[Collected data]
───
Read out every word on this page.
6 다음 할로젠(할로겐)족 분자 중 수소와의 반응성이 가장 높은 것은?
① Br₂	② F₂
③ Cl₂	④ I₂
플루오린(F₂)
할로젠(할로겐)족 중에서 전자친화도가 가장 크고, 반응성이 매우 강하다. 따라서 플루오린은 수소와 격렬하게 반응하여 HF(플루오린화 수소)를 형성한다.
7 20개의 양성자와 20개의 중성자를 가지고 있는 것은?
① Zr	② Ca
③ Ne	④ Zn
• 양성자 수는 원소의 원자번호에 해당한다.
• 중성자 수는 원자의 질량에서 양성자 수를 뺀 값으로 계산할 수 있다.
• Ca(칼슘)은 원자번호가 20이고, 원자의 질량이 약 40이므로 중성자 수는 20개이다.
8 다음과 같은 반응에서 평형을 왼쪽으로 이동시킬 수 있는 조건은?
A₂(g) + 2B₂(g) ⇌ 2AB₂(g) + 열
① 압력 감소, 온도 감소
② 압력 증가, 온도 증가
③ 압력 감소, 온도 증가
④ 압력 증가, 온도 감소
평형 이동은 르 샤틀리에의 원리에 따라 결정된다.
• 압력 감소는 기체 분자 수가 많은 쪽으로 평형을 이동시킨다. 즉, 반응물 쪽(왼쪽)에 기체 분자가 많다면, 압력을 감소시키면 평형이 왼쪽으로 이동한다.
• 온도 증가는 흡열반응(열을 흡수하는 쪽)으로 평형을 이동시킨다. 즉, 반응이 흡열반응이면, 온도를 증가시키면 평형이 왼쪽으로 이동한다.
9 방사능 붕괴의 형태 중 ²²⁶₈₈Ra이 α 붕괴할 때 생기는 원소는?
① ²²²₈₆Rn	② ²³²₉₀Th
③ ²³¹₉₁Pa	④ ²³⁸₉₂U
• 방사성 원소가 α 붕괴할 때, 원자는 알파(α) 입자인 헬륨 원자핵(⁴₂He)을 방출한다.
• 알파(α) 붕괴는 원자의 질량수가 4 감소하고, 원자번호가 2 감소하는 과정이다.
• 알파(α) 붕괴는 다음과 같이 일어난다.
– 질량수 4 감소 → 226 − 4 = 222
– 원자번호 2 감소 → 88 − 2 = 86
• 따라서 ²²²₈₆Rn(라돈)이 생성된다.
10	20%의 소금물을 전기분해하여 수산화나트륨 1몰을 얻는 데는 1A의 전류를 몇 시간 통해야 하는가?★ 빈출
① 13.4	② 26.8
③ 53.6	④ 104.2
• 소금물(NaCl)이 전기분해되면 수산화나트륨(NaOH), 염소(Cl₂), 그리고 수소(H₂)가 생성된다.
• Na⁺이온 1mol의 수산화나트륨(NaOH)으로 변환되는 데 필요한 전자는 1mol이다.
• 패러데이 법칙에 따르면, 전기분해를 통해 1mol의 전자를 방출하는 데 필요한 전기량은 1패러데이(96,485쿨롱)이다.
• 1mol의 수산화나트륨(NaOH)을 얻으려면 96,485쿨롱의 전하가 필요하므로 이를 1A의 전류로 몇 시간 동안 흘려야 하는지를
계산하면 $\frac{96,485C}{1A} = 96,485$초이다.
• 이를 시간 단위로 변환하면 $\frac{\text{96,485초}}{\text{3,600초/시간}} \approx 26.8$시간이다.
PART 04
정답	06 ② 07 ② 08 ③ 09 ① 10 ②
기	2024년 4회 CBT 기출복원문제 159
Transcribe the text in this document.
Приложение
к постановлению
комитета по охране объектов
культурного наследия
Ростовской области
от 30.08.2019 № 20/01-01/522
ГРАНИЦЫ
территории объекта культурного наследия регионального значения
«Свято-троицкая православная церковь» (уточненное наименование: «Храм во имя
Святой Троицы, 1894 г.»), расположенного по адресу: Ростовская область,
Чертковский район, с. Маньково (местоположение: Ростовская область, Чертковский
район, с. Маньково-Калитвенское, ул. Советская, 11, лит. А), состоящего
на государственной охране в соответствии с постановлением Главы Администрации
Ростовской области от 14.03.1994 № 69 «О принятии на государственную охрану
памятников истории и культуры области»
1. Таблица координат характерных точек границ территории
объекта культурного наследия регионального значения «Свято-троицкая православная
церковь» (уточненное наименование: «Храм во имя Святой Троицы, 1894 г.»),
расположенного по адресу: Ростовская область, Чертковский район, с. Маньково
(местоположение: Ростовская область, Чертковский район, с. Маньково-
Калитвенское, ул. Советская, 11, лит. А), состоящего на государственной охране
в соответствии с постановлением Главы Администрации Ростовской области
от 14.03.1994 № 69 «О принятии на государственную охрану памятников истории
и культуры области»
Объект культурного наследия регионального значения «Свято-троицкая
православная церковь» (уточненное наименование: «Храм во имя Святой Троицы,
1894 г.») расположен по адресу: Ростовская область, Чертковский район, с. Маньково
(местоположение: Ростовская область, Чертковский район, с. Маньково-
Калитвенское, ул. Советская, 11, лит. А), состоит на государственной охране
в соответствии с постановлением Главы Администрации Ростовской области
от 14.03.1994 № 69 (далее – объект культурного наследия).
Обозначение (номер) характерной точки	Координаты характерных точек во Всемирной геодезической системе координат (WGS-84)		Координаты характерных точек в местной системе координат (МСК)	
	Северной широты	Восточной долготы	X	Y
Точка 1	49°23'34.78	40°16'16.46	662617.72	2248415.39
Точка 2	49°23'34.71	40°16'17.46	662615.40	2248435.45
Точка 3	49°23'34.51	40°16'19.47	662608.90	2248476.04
───
▶ [Challenge] In the material above, show every line where the word "이동한다" turns up.

▶ [Written solution]
• 압력 감소는 기체 분자 수가 많은 쪽으로 평형을 이동시킨다. 즉, 반응물 쪽(왼쪽)에 기체 분자가 많다면, 압력을 감소시키면 평형이 왼쪽으로 이동한다.
• 온도 증가는 흡열반응(열을 흡수하는 쪽)으로 평형을 이동시킨다. 즉, 반응이 흡열반응이면, 온도를 증가시키면 평형이 왼쪽으로 이동한다.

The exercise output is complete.